• Given problem:
Scan the data below for the string "type". Copy every line where it appears.

• Working data:

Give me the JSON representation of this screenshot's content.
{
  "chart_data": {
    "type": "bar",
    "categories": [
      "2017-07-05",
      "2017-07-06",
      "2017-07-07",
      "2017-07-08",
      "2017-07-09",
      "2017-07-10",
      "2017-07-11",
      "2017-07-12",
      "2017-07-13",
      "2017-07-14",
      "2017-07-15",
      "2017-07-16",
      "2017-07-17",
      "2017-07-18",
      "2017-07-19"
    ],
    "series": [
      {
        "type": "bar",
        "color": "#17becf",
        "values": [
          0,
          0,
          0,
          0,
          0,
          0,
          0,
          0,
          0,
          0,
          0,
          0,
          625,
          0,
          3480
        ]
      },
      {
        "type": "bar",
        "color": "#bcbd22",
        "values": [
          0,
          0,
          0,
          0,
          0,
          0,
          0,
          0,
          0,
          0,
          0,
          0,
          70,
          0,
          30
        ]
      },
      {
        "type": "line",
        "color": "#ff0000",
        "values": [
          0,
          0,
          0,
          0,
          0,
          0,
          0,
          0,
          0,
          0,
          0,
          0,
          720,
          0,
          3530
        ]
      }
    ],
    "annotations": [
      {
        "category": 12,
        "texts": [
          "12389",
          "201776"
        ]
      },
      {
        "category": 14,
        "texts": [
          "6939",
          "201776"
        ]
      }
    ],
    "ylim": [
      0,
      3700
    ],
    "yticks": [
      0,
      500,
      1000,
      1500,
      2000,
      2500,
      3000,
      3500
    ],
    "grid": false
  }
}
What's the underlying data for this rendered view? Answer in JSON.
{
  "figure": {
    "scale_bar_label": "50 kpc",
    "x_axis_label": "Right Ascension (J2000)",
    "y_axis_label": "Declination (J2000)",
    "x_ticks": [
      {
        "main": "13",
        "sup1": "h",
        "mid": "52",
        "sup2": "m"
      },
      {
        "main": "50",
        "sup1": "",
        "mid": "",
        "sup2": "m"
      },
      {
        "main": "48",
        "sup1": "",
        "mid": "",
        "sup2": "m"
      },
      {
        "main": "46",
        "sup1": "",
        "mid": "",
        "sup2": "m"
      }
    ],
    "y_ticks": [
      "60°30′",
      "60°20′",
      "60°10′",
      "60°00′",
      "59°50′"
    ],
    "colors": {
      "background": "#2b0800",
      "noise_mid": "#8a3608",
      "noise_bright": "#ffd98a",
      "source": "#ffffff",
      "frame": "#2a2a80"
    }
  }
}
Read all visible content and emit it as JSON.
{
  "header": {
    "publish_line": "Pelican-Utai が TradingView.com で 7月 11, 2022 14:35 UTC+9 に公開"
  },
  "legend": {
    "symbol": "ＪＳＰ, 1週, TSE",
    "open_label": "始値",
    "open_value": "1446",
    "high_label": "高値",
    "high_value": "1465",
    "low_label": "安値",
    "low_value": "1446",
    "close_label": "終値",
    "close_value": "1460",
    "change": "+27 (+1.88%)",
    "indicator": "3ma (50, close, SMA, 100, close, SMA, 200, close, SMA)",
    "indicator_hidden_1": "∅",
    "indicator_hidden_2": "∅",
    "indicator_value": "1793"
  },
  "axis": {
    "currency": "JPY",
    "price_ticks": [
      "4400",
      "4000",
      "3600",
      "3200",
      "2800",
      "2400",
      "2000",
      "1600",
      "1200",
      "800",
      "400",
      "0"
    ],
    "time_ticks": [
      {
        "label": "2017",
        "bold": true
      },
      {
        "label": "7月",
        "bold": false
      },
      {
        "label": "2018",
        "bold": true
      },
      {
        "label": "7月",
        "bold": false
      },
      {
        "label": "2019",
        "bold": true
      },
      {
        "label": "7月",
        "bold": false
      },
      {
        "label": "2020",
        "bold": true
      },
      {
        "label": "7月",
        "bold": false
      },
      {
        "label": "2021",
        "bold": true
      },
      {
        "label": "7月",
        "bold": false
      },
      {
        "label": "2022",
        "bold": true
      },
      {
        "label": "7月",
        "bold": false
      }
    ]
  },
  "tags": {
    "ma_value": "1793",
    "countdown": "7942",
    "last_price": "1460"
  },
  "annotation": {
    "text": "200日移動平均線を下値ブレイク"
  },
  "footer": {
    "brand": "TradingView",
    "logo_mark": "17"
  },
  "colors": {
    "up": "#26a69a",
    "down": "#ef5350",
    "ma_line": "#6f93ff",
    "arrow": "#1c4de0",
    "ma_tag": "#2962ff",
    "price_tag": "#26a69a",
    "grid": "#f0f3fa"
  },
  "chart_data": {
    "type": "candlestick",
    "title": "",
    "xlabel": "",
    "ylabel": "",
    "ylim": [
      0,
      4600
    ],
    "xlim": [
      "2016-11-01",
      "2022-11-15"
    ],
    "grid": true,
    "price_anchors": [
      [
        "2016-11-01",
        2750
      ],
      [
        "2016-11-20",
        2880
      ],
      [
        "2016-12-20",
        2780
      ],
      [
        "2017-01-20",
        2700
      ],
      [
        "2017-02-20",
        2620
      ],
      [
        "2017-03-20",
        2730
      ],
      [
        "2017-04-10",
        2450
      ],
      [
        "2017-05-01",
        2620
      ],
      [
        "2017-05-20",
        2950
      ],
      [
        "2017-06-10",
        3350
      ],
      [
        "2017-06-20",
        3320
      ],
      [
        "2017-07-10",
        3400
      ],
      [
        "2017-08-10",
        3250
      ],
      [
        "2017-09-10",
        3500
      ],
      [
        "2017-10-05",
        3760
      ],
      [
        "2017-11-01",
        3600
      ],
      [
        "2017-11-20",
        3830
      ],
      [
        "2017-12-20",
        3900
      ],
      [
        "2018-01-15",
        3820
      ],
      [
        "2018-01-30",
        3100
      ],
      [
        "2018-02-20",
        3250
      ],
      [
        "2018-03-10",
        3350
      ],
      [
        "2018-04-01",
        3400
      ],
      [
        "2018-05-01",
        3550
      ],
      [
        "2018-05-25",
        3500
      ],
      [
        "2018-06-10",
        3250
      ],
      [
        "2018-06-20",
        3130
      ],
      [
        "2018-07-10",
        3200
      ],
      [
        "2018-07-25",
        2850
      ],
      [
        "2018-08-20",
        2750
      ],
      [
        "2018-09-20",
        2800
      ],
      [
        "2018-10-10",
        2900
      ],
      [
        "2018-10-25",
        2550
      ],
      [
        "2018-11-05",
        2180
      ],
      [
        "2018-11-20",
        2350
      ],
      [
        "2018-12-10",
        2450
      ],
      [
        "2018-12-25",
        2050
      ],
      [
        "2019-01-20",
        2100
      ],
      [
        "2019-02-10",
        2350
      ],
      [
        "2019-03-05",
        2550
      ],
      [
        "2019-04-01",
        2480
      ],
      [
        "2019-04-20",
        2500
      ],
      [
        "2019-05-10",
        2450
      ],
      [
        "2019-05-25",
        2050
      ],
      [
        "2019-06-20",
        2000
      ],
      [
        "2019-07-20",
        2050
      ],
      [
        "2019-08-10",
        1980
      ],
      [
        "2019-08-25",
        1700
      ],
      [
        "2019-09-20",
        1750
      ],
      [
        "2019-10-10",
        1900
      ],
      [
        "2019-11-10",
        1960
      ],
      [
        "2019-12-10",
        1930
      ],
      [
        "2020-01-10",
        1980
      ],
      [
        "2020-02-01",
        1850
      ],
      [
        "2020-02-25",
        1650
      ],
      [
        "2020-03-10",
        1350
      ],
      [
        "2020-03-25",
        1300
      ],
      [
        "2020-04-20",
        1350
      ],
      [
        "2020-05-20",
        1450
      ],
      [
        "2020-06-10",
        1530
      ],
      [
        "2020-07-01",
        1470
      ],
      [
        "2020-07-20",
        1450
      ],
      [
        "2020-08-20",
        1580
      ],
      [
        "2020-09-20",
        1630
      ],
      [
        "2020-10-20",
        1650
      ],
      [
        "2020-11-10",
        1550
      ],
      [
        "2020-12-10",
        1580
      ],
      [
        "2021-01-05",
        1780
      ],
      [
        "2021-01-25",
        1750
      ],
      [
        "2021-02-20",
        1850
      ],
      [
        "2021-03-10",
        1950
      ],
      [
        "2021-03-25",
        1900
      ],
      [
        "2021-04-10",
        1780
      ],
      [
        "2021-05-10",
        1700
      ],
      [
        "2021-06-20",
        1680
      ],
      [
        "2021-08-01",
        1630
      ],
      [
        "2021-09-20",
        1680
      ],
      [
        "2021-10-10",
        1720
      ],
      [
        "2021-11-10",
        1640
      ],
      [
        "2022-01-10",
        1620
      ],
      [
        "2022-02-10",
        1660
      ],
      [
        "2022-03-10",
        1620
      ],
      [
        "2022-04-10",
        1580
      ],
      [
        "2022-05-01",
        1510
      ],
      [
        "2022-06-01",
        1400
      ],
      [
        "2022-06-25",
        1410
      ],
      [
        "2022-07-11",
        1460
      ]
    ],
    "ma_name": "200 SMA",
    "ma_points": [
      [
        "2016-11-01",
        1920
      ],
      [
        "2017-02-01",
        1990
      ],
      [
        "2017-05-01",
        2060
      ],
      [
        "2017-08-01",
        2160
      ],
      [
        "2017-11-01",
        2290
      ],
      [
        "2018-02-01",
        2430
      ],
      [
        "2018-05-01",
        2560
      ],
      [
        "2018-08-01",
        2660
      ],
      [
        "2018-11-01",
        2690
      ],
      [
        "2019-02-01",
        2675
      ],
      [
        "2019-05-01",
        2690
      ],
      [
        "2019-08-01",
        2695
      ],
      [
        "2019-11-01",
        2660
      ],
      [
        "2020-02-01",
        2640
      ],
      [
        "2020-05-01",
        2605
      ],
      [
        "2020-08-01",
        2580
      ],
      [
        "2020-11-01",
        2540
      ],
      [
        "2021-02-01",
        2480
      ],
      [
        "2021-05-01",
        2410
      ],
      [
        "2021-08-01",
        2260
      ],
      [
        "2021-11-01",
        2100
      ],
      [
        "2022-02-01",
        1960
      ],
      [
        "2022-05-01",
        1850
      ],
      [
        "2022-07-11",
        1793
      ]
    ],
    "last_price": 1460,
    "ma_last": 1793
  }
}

• Finished exercise:
    "type": "bar",
        "type": "bar",
        "type": "bar",
        "type": "line",
    "type": "candlestick",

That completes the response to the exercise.